*PROBLEM STATEMENT*:
Transcribe the records below exactly as they appear.

Saved entries:
** start **

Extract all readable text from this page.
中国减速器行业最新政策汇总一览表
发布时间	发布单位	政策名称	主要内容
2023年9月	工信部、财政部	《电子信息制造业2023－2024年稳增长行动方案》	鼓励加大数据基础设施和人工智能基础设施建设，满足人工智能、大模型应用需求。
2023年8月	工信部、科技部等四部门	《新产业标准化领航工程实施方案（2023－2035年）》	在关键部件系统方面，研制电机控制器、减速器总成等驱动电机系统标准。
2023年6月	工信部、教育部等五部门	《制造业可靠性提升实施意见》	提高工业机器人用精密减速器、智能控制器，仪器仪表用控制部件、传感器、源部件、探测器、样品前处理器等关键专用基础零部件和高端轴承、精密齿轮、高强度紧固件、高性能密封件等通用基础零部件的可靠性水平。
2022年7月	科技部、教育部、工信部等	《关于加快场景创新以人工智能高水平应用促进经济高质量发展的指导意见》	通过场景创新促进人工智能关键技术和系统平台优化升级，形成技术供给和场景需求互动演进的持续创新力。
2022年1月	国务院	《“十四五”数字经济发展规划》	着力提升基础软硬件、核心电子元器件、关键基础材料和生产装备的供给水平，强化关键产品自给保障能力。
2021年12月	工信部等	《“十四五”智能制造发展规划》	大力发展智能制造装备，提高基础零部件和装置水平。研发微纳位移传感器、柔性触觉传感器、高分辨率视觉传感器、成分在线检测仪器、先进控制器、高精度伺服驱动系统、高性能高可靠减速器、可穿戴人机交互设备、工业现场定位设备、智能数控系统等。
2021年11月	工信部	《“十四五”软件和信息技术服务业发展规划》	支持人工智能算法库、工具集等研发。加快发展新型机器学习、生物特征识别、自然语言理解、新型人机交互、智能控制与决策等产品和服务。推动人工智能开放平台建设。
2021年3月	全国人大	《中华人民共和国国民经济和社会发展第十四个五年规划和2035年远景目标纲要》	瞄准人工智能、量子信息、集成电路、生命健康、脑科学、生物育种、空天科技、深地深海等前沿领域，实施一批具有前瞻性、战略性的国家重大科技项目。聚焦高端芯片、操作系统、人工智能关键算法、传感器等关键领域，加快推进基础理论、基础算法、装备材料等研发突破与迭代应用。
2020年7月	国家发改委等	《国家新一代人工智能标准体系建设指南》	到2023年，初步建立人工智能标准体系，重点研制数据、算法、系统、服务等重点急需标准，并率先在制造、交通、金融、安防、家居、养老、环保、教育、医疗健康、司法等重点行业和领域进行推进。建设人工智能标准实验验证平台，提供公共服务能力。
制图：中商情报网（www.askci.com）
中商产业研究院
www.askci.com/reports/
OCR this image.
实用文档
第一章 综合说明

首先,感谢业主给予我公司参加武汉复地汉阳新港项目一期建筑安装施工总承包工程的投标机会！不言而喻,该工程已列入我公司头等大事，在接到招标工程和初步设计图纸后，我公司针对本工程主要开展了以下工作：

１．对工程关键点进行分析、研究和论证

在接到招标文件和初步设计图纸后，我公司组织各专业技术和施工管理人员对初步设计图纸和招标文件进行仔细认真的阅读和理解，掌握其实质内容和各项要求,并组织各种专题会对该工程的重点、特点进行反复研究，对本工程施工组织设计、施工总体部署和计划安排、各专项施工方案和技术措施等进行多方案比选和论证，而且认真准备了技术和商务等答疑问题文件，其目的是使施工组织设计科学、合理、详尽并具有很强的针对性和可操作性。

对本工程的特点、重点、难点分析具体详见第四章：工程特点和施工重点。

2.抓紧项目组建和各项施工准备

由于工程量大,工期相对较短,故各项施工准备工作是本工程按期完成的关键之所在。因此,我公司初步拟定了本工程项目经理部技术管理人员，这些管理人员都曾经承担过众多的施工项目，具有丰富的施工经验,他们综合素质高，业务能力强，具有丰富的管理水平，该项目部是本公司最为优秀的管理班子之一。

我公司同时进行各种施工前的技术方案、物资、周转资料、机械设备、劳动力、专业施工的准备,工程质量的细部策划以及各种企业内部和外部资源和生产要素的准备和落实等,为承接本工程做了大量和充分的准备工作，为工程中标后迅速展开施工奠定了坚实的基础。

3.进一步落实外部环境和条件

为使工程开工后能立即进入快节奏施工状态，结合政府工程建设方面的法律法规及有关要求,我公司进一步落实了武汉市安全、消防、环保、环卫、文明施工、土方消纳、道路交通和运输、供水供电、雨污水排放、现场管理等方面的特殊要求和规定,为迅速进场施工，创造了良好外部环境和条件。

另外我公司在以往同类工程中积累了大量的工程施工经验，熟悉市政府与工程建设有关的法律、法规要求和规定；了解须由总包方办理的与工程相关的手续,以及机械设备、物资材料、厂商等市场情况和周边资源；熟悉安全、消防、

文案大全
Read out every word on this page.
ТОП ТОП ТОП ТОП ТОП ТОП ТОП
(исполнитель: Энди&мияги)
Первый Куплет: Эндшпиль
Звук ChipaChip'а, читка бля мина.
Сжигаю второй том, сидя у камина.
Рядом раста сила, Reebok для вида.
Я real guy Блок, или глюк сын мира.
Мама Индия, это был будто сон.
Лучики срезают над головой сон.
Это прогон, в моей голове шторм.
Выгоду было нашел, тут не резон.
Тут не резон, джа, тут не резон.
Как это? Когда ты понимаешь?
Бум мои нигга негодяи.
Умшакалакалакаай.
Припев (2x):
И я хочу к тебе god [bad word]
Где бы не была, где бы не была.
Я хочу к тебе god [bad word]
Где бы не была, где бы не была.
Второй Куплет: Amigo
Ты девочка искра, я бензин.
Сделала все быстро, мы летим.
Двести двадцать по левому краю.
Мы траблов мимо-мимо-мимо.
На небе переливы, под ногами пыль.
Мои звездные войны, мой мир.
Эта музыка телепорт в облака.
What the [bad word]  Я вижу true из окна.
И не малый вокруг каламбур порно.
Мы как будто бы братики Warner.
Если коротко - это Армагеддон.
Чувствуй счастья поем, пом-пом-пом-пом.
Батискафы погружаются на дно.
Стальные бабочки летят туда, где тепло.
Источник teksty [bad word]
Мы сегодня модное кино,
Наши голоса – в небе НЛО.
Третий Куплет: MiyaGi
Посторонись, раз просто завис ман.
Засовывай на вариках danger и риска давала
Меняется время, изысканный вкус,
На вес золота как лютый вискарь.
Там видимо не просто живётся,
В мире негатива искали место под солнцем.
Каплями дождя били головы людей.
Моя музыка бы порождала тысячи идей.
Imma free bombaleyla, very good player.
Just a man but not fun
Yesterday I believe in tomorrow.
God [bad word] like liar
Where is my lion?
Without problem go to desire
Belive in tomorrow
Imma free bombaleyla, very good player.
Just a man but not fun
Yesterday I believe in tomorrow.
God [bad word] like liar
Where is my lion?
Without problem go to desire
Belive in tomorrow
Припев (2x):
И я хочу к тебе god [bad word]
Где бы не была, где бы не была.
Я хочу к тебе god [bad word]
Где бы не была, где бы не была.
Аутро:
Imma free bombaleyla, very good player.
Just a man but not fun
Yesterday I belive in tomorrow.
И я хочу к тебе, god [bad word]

** end **

*RESPONSE TO THIS EXERCISE*:
Extract all readable text from this page.
中国减速器行业最新政策汇总一览表
发布时间	发布单位	政策名称	主要内容
2023年9月	工信部、财政部	《电子信息制造业2023－2024年稳增长行动方案》	鼓励加大数据基础设施和人工智能基础设施建设，满足人工智能、大模型应用需求。
2023年8月	工信部、科技部等四部门	《新产业标准化领航工程实施方案（2023－2035年）》	在关键部件系统方面，研制电机控制器、减速器总成等驱动电机系统标准。
2023年6月	工信部、教育部等五部门	《制造业可靠性提升实施意见》	提高工业机器人用精密减速器、智能控制器，仪器仪表用控制部件、传感器、源部件、探测器、样品前处理器等关键专用基础零部件和高端轴承、精密齿轮、高强度紧固件、高性能密封件等通用基础零部件的可靠性水平。
2022年7月	科技部、教育部、工信部等	《关于加快场景创新以人工智能高水平应用促进经济高质量发展的指导意见》	通过场景创新促进人工智能关键技术和系统平台优化升级，形成技术供给和场景需求互动演进的持续创新力。
2022年1月	国务院	《“十四五”数字经济发展规划》	着力提升基础软硬件、核心电子元器件、关键基础材料和生产装备的供给水平，强化关键产品自给保障能力。
2021年12月	工信部等	《“十四五”智能制造发展规划》	大力发展智能制造装备，提高基础零部件和装置水平。研发微纳位移传感器、柔性触觉传感器、高分辨率视觉传感器、成分在线检测仪器、先进控制器、高精度伺服驱动系统、高性能高可靠减速器、可穿戴人机交互设备、工业现场定位设备、智能数控系统等。
2021年11月	工信部	《“十四五”软件和信息技术服务业发展规划》	支持人工智能算法库、工具集等研发。加快发展新型机器学习、生物特征识别、自然语言理解、新型人机交互、智能控制与决策等产品和服务。推动人工智能开放平台建设。
2021年3月	全国人大	《中华人民共和国国民经济和社会发展第十四个五年规划和2035年远景目标纲要》	瞄准人工智能、量子信息、集成电路、生命健康、脑科学、生物育种、空天科技、深地深海等前沿领域，实施一批具有前瞻性、战略性的国家重大科技项目。聚焦高端芯片、操作系统、人工智能关键算法、传感器等关键领域，加快推进基础理论、基础算法、装备材料等研发突破与迭代应用。
2020年7月	国家发改委等	《国家新一代人工智能标准体系建设指南》	到2023年，初步建立人工智能标准体系，重点研制数据、算法、系统、服务等重点急需标准，并率先在制造、交通、金融、安防、家居、养老、环保、教育、医疗健康、司法等重点行业和领域进行推进。建设人工智能标准实验验证平台，提供公共服务能力。
制图：中商情报网（www.askci.com）
中商产业研究院
www.askci.com/reports/
OCR this image.
实用文档
第一章 综合说明

首先,感谢业主给予我公司参加武汉复地汉阳新港项目一期建筑安装施工总承包工程的投标机会！不言而喻,该工程已列入我公司头等大事，在接到招标工程和初步设计图纸后，我公司针对本工程主要开展了以下工作：

１．对工程关键点进行分析、研究和论证

在接到招标文件和初步设计图纸后，我公司组织各专业技术和施工管理人员对初步设计图纸和招标文件进行仔细认真的阅读和理解，掌握其实质内容和各项要求,并组织各种专题会对该工程的重点、特点进行反复研究，对本工程施工组织设计、施工总体部署和计划安排、各专项施工方案和技术措施等进行多方案比选和论证，而且认真准备了技术和商务等答疑问题文件，其目的是使施工组织设计科学、合理、详尽并具有很强的针对性和可操作性。

对本工程的特点、重点、难点分析具体详见第四章：工程特点和施工重点。

2.抓紧项目组建和各项施工准备

由于工程量大,工期相对较短,故各项施工准备工作是本工程按期完成的关键之所在。因此,我公司初步拟定了本工程项目经理部技术管理人员，这些管理人员都曾经承担过众多的施工项目，具有丰富的施工经验,他们综合素质高，业务能力强，具有丰富的管理水平，该项目部是本公司最为优秀的管理班子之一。

我公司同时进行各种施工前的技术方案、物资、周转资料、机械设备、劳动力、专业施工的准备,工程质量的细部策划以及各种企业内部和外部资源和生产要素的准备和落实等,为承接本工程做了大量和充分的准备工作，为工程中标后迅速展开施工奠定了坚实的基础。

3.进一步落实外部环境和条件

为使工程开工后能立即进入快节奏施工状态，结合政府工程建设方面的法律法规及有关要求,我公司进一步落实了武汉市安全、消防、环保、环卫、文明施工、土方消纳、道路交通和运输、供水供电、雨污水排放、现场管理等方面的特殊要求和规定,为迅速进场施工，创造了良好外部环境和条件。

另外我公司在以往同类工程中积累了大量的工程施工经验，熟悉市政府与工程建设有关的法律、法规要求和规定；了解须由总包方办理的与工程相关的手续,以及机械设备、物资材料、厂商等市场情况和周边资源；熟悉安全、消防、

文案大全
Read out every word on this page.
ТОП ТОП ТОП ТОП ТОП ТОП ТОП
(исполнитель: Энди&мияги)
Первый Куплет: Эндшпиль
Звук ChipaChip'а, читка бля мина.
Сжигаю второй том, сидя у камина.
Рядом раста сила, Reebok для вида.
Я real guy Блок, или глюк сын мира.
Мама Индия, это был будто сон.
Лучики срезают над головой сон.
Это прогон, в моей голове шторм.
Выгоду было нашел, тут не резон.
Тут не резон, джа, тут не резон.
Как это? Когда ты понимаешь?
Бум мои нигга негодяи.
Умшакалакалакаай.
Припев (2x):
И я хочу к тебе god [bad word]
Где бы не была, где бы не была.
Я хочу к тебе god [bad word]
Где бы не была, где бы не была.
Второй Куплет: Amigo
Ты девочка искра, я бензин.
Сделала все быстро, мы летим.
Двести двадцать по левому краю.
Мы траблов мимо-мимо-мимо.
На небе переливы, под ногами пыль.
Мои звездные войны, мой мир.
Эта музыка телепорт в облака.
What the [bad word]  Я вижу true из окна.
И не малый вокруг каламбур порно.
Мы как будто бы братики Warner.
Если коротко - это Армагеддон.
Чувствуй счастья поем, пом-пом-пом-пом.
Батискафы погружаются на дно.
Стальные бабочки летят туда, где тепло.
Источник teksty [bad word]
Мы сегодня модное кино,
Наши голоса – в небе НЛО.
Третий Куплет: MiyaGi
Посторонись, раз просто завис ман.
Засовывай на вариках danger и риска давала
Меняется время, изысканный вкус,
На вес золота как лютый вискарь.
Там видимо не просто живётся,
В мире негатива искали место под солнцем.
Каплями дождя били головы людей.
Моя музыка бы порождала тысячи идей.
Imma free bombaleyla, very good player.
Just a man but not fun
Yesterday I believe in tomorrow.
God [bad word] like liar
Where is my lion?
Without problem go to desire
Belive in tomorrow
Imma free bombaleyla, very good player.
Just a man but not fun
Yesterday I believe in tomorrow.
God [bad word] like liar
Where is my lion?
Without problem go to desire
Belive in tomorrow
Припев (2x):
И я хочу к тебе god [bad word]
Где бы не была, где бы не была.
Я хочу к тебе god [bad word]
Где бы не была, где бы не была.
Аутро:
Imma free bombaleyla, very good player.
Just a man but not fun
Yesterday I belive in tomorrow.
И я хочу к тебе, god [bad word]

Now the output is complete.